- _Work instructions_
The string "Miller" appears in some lines of the entries that follow; copy each such line.

- _Supplied information_
*** Block opens ***
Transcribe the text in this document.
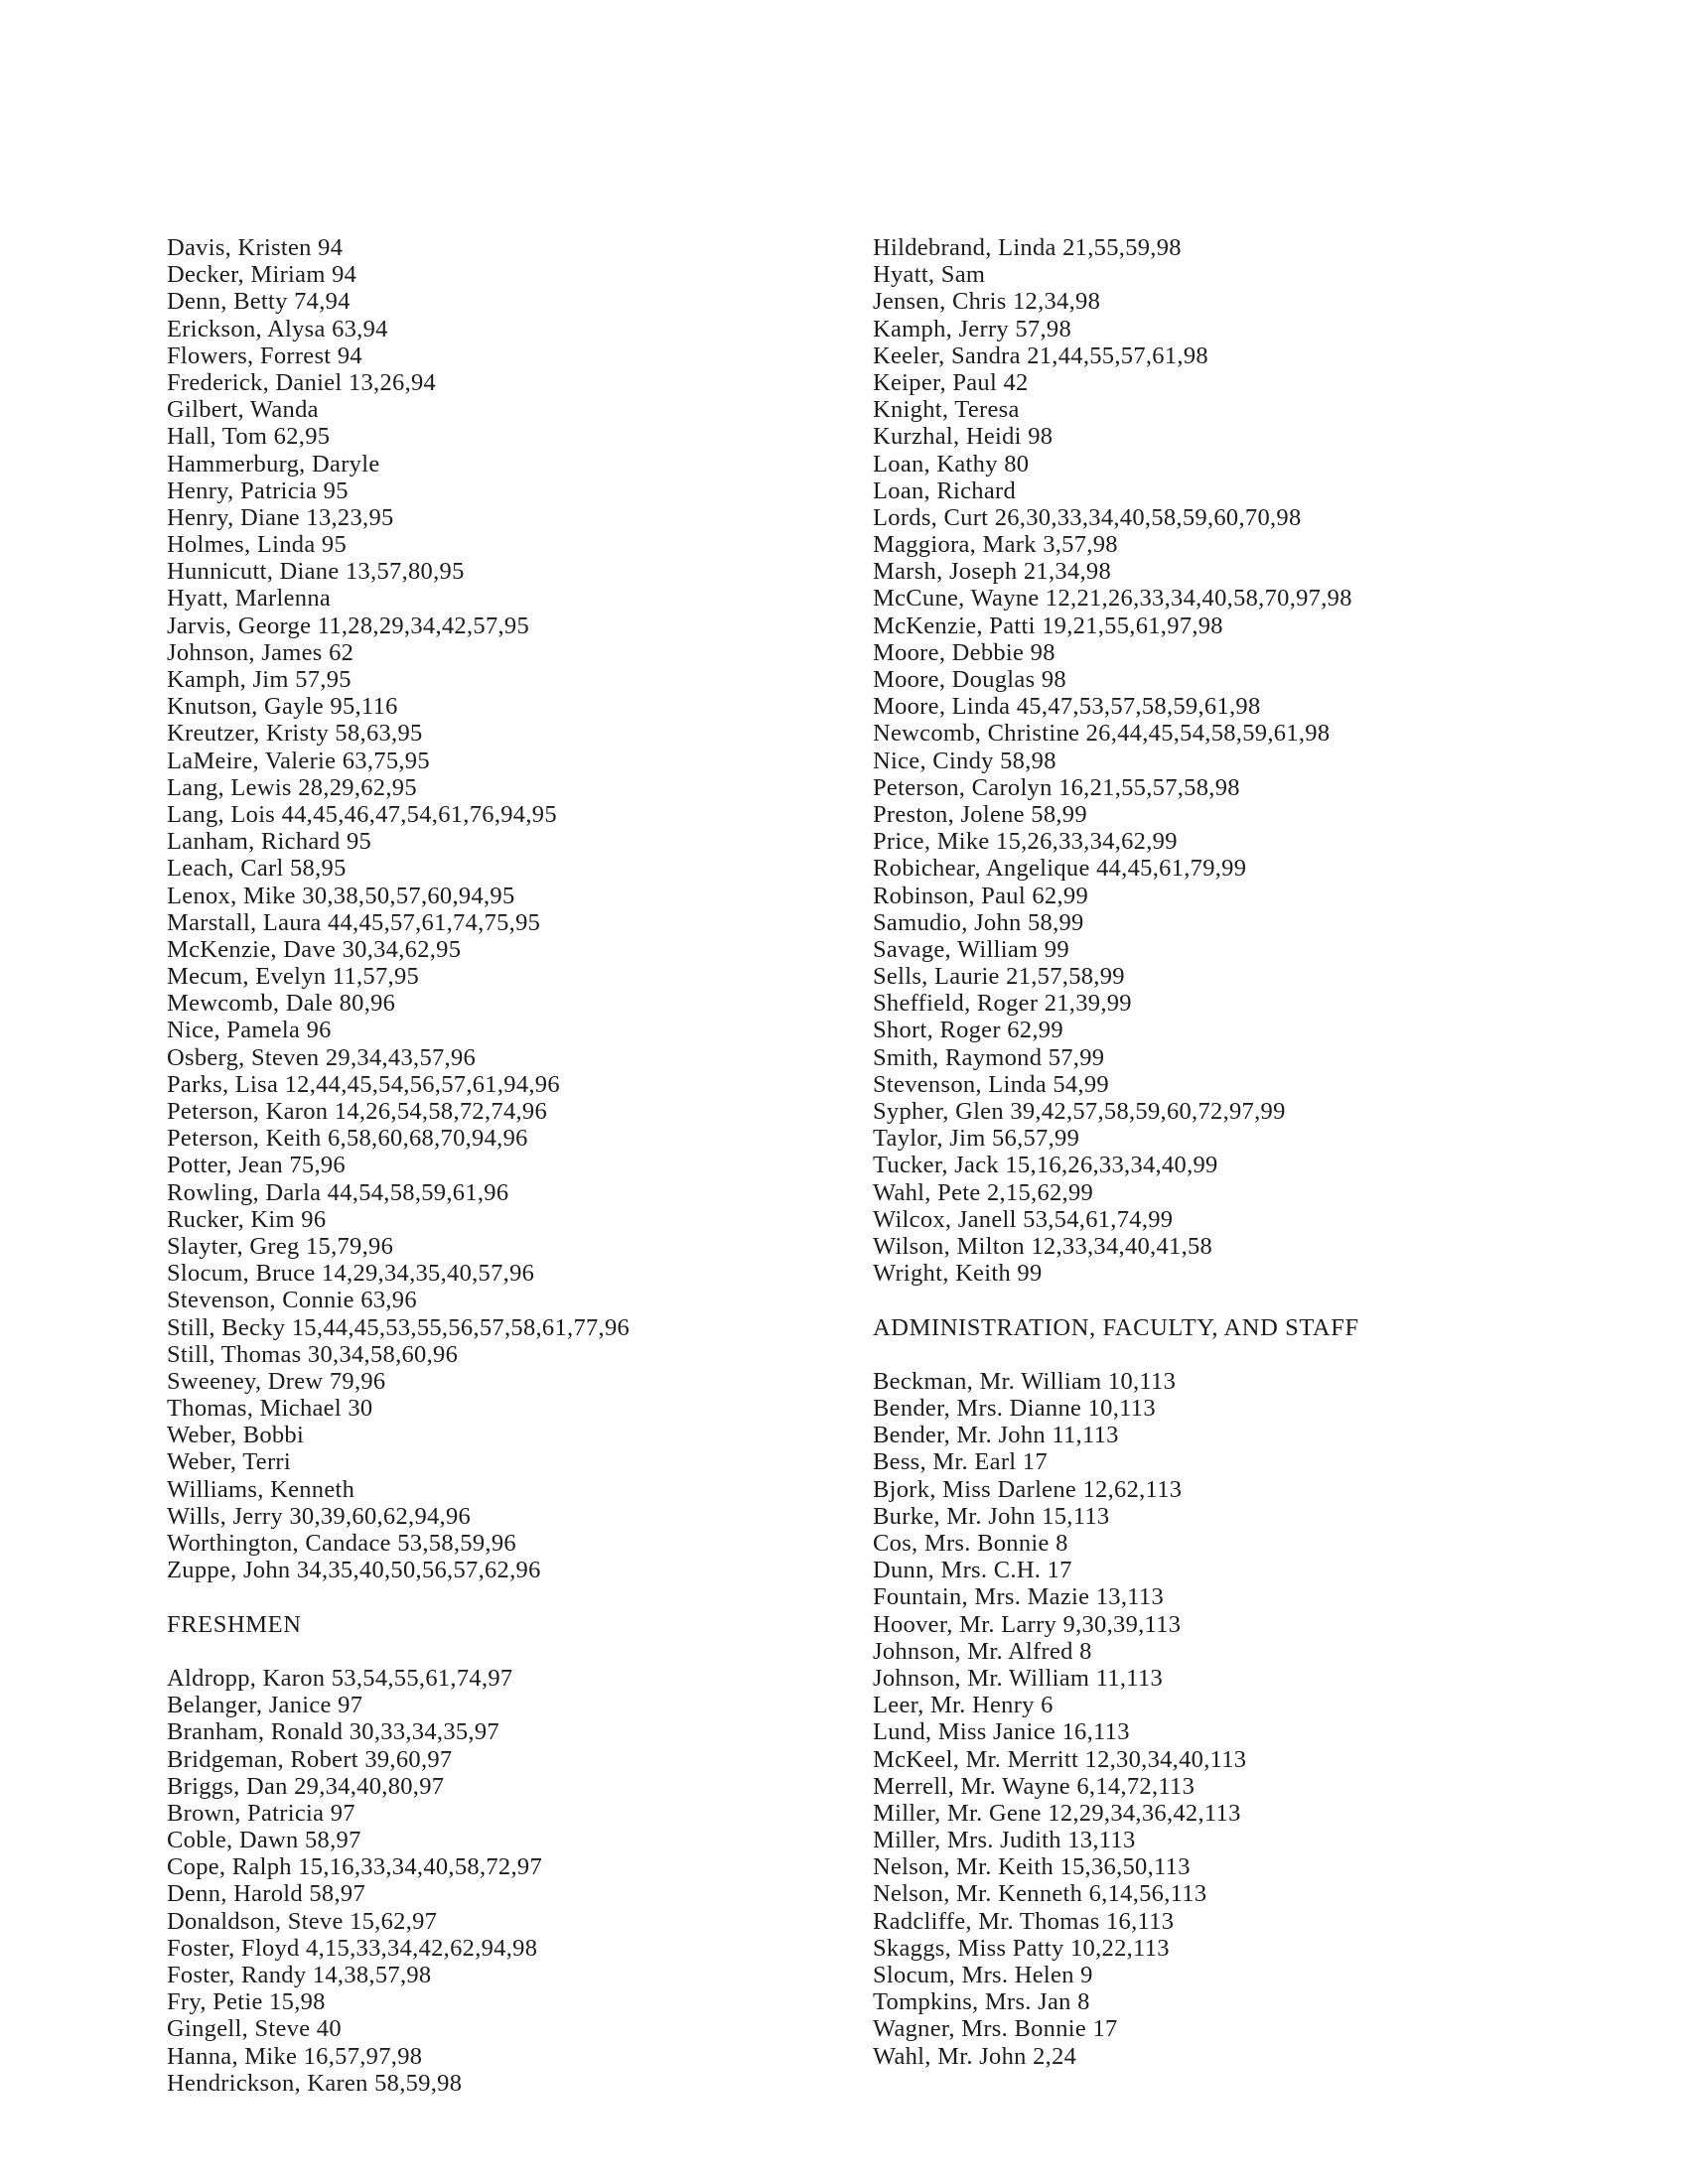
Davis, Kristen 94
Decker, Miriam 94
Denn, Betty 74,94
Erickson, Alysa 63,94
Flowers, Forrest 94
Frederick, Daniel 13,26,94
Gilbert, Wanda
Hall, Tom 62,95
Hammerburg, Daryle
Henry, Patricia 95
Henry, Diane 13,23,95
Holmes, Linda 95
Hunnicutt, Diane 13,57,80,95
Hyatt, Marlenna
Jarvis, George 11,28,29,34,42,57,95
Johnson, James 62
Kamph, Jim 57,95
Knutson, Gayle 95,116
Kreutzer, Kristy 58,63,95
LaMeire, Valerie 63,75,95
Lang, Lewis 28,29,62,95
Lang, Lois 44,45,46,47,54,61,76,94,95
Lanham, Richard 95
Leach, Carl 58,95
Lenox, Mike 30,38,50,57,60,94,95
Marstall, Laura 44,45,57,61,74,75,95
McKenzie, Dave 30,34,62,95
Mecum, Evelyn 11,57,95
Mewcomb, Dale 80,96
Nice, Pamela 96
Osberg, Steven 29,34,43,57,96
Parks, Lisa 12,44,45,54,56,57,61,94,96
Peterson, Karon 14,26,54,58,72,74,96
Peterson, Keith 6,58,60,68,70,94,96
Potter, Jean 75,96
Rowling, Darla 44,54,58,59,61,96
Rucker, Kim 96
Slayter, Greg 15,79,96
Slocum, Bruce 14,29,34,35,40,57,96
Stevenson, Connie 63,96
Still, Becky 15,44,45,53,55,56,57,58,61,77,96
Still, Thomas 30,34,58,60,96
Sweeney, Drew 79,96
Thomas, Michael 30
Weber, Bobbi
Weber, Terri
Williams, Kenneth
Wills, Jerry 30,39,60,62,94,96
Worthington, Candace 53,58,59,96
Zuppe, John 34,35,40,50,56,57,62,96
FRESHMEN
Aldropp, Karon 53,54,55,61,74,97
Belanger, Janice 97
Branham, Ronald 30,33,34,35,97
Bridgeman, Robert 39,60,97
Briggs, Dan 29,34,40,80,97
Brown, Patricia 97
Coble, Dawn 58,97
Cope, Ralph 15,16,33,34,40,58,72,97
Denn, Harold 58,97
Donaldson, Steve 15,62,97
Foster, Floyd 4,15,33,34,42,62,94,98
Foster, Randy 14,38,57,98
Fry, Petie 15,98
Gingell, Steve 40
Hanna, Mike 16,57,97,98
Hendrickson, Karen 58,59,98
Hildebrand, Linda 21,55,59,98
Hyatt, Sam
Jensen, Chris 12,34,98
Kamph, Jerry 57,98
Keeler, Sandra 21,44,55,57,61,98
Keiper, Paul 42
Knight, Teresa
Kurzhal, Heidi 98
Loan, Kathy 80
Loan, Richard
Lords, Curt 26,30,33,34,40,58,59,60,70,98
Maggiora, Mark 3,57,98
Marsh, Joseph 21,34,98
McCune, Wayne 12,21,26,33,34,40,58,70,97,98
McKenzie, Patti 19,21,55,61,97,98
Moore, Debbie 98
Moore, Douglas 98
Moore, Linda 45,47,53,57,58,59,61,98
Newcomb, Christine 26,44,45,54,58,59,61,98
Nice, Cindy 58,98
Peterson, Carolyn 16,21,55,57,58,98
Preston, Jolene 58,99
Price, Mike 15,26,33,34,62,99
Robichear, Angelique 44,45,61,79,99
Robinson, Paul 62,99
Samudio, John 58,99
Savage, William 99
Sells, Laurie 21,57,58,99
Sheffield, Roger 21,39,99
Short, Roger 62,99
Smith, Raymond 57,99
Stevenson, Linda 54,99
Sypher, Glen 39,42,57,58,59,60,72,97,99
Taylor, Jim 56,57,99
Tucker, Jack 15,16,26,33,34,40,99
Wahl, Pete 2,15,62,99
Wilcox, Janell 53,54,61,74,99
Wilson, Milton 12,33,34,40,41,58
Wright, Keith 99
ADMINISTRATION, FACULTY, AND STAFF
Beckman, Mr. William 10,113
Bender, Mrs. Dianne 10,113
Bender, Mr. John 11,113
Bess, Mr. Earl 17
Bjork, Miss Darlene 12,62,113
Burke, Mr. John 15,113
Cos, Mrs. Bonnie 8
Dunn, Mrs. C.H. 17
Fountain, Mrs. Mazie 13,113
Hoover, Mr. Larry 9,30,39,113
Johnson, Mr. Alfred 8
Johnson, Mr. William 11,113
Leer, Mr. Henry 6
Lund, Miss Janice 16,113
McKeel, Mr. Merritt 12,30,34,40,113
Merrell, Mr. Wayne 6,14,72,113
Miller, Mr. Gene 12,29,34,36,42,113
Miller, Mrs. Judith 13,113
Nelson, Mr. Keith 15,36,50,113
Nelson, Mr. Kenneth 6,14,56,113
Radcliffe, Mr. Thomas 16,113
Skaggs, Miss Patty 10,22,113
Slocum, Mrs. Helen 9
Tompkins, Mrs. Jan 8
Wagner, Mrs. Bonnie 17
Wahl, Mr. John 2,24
*** Block closes ***
- _Solution for this task_
Miller, Mr. Gene 12,29,34,36,42,113
Miller, Mrs. Judith 13,113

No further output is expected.